-- Input rows start --

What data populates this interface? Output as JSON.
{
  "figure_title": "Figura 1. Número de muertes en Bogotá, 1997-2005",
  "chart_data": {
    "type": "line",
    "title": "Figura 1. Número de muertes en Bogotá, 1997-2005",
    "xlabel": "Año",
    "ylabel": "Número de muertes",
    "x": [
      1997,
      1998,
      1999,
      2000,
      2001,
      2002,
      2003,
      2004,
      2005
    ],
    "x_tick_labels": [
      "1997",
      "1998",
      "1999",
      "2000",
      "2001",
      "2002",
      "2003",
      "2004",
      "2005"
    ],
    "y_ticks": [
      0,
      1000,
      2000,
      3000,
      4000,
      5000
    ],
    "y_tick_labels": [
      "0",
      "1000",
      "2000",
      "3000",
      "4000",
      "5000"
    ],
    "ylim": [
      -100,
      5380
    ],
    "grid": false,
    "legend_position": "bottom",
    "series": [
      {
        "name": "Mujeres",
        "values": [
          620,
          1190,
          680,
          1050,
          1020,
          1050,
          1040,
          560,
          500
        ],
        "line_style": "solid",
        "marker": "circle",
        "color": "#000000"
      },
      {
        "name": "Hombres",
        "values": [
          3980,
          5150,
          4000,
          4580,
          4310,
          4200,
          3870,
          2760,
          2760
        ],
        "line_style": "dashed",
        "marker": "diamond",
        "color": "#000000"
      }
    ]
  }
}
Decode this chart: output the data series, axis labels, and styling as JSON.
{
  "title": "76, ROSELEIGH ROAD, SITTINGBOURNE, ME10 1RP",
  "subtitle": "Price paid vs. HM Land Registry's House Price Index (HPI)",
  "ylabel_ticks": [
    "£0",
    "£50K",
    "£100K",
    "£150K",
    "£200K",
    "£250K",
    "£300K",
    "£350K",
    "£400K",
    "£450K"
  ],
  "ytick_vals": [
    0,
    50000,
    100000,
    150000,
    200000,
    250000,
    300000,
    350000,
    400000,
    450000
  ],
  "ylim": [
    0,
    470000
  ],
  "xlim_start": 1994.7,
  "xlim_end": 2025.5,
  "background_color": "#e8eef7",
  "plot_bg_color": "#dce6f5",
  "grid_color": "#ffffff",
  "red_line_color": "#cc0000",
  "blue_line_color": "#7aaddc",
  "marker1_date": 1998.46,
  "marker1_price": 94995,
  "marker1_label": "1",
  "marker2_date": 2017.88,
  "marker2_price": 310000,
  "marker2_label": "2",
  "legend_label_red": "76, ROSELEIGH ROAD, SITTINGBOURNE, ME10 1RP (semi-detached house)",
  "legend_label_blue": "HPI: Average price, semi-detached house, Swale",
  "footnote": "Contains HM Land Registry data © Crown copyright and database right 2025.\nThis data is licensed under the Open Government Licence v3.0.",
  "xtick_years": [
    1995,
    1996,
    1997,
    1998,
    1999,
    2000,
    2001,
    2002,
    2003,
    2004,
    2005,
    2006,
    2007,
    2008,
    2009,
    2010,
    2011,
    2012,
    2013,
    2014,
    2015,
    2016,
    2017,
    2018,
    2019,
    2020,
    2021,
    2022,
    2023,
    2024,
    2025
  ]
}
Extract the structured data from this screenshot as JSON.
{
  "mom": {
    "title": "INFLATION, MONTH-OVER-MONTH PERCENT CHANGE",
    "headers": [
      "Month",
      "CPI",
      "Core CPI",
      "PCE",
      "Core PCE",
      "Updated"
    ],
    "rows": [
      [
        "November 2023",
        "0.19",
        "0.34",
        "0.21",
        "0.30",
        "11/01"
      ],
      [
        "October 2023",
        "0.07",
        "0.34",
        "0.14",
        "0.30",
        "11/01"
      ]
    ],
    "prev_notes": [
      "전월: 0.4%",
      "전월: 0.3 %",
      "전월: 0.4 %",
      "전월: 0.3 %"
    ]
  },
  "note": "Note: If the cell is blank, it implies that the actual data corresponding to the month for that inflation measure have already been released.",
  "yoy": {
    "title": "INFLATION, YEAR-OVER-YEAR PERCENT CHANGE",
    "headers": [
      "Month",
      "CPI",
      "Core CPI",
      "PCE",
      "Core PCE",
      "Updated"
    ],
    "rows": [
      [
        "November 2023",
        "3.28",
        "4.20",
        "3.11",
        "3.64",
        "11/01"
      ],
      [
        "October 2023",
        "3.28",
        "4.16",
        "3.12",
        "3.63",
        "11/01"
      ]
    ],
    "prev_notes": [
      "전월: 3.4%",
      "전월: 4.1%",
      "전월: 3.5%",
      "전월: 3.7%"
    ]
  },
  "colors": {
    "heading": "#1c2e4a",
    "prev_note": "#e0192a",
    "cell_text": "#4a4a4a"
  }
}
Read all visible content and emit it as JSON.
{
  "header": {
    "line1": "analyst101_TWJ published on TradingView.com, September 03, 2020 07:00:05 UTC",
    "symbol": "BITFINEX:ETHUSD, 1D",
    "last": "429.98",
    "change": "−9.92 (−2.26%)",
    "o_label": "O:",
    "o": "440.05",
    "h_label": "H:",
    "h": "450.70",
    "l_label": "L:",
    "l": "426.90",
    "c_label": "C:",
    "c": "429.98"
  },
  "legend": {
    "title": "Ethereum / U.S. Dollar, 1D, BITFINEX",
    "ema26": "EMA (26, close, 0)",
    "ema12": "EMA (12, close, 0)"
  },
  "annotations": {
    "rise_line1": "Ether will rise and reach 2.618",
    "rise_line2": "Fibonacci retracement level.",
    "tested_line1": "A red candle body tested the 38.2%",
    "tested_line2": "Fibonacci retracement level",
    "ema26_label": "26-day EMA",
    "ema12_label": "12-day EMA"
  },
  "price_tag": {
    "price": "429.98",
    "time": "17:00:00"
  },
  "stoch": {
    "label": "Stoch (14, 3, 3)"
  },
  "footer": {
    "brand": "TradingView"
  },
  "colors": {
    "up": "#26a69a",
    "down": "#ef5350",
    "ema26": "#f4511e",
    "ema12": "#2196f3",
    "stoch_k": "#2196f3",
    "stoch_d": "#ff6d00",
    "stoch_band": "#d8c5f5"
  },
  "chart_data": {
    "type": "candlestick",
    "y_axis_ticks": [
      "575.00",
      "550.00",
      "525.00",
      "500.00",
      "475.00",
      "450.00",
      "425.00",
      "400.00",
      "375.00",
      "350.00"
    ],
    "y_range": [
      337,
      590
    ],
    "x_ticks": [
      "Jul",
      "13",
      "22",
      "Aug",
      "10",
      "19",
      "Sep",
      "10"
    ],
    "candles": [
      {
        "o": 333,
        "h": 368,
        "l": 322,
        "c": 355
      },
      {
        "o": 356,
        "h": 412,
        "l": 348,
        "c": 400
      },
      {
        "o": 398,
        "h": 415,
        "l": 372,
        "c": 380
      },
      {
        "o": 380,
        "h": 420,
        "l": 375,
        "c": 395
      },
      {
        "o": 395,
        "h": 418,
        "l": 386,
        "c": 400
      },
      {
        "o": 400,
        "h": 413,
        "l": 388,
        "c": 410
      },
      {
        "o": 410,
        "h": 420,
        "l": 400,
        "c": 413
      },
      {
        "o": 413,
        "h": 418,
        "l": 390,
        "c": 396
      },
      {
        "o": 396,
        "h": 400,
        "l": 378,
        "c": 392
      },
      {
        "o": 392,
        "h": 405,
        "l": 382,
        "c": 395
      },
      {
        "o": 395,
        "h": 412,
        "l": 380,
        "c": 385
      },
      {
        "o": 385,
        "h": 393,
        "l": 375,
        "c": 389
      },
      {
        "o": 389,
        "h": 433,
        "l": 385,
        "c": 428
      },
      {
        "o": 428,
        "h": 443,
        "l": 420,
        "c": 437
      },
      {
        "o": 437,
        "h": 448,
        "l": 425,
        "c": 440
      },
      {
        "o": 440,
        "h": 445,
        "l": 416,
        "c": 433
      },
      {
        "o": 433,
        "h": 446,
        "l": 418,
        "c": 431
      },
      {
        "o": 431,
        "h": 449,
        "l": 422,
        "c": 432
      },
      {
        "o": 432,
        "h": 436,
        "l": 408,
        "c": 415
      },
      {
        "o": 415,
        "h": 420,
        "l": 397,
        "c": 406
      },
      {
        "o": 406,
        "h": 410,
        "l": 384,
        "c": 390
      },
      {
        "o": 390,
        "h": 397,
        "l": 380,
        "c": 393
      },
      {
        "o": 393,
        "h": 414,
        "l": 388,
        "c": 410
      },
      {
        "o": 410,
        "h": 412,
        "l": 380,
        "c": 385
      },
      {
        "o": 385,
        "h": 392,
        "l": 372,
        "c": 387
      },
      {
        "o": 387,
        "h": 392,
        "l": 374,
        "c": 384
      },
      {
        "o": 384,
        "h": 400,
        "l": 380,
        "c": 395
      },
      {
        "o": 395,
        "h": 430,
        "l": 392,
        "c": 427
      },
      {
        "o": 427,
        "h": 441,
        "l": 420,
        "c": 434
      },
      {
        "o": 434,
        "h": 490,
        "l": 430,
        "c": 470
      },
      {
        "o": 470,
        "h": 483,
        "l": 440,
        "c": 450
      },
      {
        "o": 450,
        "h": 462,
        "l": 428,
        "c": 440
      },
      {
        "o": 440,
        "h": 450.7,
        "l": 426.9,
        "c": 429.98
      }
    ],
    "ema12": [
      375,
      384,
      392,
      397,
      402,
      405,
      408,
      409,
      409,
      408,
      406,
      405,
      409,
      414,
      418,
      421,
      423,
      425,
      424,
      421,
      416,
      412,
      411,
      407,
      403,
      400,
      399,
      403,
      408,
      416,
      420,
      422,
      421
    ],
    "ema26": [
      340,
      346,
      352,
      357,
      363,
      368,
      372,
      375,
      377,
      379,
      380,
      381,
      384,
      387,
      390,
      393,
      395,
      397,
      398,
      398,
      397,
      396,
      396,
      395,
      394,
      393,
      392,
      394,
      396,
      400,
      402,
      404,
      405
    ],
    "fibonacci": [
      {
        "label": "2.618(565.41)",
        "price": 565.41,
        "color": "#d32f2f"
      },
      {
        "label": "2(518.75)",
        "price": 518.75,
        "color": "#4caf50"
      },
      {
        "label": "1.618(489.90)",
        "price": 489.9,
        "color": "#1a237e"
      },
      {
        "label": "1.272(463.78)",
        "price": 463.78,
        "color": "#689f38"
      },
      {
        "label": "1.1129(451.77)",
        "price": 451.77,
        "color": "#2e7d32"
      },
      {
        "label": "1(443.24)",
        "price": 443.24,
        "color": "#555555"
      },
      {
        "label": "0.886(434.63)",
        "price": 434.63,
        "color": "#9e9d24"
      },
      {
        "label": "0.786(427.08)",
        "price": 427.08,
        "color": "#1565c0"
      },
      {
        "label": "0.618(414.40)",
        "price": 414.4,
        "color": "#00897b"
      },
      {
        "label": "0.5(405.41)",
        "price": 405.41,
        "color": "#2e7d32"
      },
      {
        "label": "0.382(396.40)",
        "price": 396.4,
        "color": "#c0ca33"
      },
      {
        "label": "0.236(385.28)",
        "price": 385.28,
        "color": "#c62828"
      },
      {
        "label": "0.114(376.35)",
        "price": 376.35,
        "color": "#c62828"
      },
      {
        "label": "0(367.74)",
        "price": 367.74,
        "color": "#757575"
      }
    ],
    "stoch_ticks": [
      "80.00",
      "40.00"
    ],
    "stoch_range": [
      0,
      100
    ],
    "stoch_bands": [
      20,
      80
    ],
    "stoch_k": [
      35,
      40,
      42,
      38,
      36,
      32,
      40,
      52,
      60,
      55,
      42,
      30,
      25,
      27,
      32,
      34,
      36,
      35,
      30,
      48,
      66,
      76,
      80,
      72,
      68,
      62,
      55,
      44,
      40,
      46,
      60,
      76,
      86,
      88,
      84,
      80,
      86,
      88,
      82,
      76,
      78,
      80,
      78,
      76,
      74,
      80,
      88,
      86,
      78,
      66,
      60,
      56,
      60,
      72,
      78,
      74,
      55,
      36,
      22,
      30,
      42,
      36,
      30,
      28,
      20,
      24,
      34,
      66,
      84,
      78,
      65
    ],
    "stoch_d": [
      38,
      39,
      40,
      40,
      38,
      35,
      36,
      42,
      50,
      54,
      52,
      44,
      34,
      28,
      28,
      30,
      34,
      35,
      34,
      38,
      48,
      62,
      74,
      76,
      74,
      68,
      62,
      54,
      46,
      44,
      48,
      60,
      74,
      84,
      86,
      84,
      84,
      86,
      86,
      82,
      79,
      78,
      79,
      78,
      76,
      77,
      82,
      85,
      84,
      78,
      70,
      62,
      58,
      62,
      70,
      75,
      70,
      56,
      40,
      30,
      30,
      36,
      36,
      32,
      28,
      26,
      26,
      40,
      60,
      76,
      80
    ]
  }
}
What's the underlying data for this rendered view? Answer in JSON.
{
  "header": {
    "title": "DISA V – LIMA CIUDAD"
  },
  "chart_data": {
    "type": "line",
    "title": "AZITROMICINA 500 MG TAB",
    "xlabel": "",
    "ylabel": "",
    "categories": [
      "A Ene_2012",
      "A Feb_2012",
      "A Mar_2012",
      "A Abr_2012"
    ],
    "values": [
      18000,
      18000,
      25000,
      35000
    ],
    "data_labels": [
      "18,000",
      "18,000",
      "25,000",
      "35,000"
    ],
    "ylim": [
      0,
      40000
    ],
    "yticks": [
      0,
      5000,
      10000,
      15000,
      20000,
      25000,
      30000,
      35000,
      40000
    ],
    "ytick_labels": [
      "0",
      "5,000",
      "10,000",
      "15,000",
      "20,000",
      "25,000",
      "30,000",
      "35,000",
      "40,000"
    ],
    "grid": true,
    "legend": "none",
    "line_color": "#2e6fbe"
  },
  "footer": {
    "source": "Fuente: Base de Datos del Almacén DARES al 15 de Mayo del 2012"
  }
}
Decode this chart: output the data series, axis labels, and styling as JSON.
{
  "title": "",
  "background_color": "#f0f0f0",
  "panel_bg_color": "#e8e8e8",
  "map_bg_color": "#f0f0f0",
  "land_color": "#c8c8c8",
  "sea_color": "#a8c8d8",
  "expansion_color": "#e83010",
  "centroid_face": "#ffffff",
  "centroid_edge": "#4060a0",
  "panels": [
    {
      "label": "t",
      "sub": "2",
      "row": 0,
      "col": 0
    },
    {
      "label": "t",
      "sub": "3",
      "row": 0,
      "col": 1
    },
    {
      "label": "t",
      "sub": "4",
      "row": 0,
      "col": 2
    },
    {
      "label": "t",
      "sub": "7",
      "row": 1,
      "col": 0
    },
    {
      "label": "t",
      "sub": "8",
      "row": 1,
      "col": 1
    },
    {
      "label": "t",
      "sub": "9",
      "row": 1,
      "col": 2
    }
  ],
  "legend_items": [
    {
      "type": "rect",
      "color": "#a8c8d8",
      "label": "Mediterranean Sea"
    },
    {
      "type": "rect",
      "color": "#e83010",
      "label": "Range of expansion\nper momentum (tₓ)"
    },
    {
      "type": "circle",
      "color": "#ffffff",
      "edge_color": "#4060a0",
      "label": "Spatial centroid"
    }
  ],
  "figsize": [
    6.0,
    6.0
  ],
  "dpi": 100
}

-- Input rows end --

Work to complete
Say how many lines of the data include the word "BITFINEX". Nothing other than the number should be given.

Answer for this exercise
2